>> BEGIN The data

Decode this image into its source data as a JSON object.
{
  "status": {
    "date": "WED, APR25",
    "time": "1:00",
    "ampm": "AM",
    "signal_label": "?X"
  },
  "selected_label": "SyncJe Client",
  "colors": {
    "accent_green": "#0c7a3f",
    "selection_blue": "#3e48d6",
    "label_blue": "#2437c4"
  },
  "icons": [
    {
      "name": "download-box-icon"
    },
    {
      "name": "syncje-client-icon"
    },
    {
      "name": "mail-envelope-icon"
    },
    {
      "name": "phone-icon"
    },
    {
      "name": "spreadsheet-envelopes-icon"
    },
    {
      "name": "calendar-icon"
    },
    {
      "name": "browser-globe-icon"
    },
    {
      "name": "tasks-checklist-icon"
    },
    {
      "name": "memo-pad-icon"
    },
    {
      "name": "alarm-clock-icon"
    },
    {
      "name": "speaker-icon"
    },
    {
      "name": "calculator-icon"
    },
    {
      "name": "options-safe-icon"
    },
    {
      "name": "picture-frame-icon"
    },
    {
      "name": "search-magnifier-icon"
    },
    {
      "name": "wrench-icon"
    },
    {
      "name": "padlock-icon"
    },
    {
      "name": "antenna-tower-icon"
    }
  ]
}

>> END The data

* Objective *
Extract each line of the listing above, copying it word for word.

* Finished task *
Decode this image into its source data as a JSON object.
{
  "status": {
    "date": "WED, APR25",
    "time": "1:00",
    "ampm": "AM",
    "signal_label": "?X"
  },
  "selected_label": "SyncJe Client",
  "colors": {
    "accent_green": "#0c7a3f",
    "selection_blue": "#3e48d6",
    "label_blue": "#2437c4"
  },
  "icons": [
    {
      "name": "download-box-icon"
    },
    {
      "name": "syncje-client-icon"
    },
    {
      "name": "mail-envelope-icon"
    },
    {
      "name": "phone-icon"
    },
    {
      "name": "spreadsheet-envelopes-icon"
    },
    {
      "name": "calendar-icon"
    },
    {
      "name": "browser-globe-icon"
    },
    {
      "name": "tasks-checklist-icon"
    },
    {
      "name": "memo-pad-icon"
    },
    {
      "name": "alarm-clock-icon"
    },
    {
      "name": "speaker-icon"
    },
    {
      "name": "calculator-icon"
    },
    {
      "name": "options-safe-icon"
    },
    {
      "name": "picture-frame-icon"
    },
    {
      "name": "search-magnifier-icon"
    },
    {
      "name": "wrench-icon"
    },
    {
      "name": "padlock-icon"
    },
    {
      "name": "antenna-tower-icon"
    }
  ]
}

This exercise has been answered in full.